AIM →
Omit the pictures from the entries below and retype everything else exactly.

[begin DATA EXTRACT]

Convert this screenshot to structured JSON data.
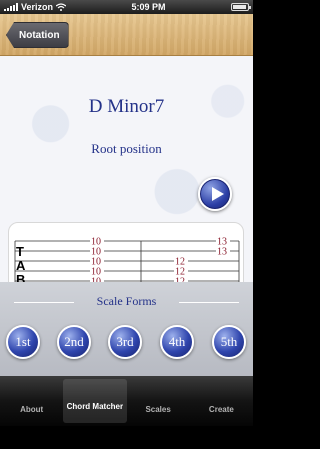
{
  "status_bar": {
    "carrier": "Verizon",
    "time": "5:09 PM"
  },
  "nav": {
    "back_label": "Notation"
  },
  "chord": {
    "name": "D Minor7",
    "position": "Root position"
  },
  "tab": {
    "clef": [
      "T",
      "A",
      "B"
    ],
    "columns": [
      [
        "10",
        "",
        "",
        "13"
      ],
      [
        "10",
        "",
        "",
        "13"
      ],
      [
        "10",
        "",
        "12",
        ""
      ],
      [
        "10",
        "",
        "12",
        ""
      ],
      [
        "10",
        "",
        "12",
        ""
      ],
      [
        "10",
        "",
        "",
        "13"
      ]
    ]
  },
  "scale_forms": {
    "title": "Scale Forms",
    "buttons": [
      "1st",
      "2nd",
      "3rd",
      "4th",
      "5th"
    ]
  },
  "tab_bar": {
    "items": [
      "About",
      "Chord Matcher",
      "Scales",
      "Create"
    ],
    "active_index": 1
  },
  "colors": {
    "title_blue": "#243289",
    "tab_number": "#8a1b2c",
    "button_blue": "#2f45ad"
  }
}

[end DATA EXTRACT]

RESULT OF THE EXERCISE →
Convert this screenshot to structured JSON data.
{
  "status_bar": {
    "carrier": "Verizon",
    "time": "5:09 PM"
  },
  "nav": {
    "back_label": "Notation"
  },
  "chord": {
    "name": "D Minor7",
    "position": "Root position"
  },
  "tab": {
    "clef": [
      "T",
      "A",
      "B"
    ],
    "columns": [
      [
        "10",
        "",
        "",
        "13"
      ],
      [
        "10",
        "",
        "",
        "13"
      ],
      [
        "10",
        "",
        "12",
        ""
      ],
      [
        "10",
        "",
        "12",
        ""
      ],
      [
        "10",
        "",
        "12",
        ""
      ],
      [
        "10",
        "",
        "",
        "13"
      ]
    ]
  },
  "scale_forms": {
    "title": "Scale Forms",
    "buttons": [
      "1st",
      "2nd",
      "3rd",
      "4th",
      "5th"
    ]
  },
  "tab_bar": {
    "items": [
      "About",
      "Chord Matcher",
      "Scales",
      "Create"
    ],
    "active_index": 1
  },
  "colors": {
    "title_blue": "#243289",
    "tab_number": "#8a1b2c",
    "button_blue": "#2f45ad"
  }
}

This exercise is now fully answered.